### Data items
-- Begin --

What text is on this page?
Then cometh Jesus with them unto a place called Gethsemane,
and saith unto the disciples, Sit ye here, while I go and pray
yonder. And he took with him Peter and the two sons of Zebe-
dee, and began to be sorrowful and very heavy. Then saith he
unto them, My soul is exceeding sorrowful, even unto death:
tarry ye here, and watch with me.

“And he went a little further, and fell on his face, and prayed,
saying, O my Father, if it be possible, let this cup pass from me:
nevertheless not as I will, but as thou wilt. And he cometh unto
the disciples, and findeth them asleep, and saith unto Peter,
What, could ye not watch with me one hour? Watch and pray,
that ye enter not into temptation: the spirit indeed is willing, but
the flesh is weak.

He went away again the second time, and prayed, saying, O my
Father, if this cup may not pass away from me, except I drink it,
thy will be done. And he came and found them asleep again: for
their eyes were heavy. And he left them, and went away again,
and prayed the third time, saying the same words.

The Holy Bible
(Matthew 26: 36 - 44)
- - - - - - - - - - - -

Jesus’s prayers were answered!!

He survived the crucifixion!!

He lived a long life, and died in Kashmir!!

-- End --

### DIRECTIONS
Ascertain the number of lines in the entries that include the word "again", and report only that number.

### FULL SOLUTION
3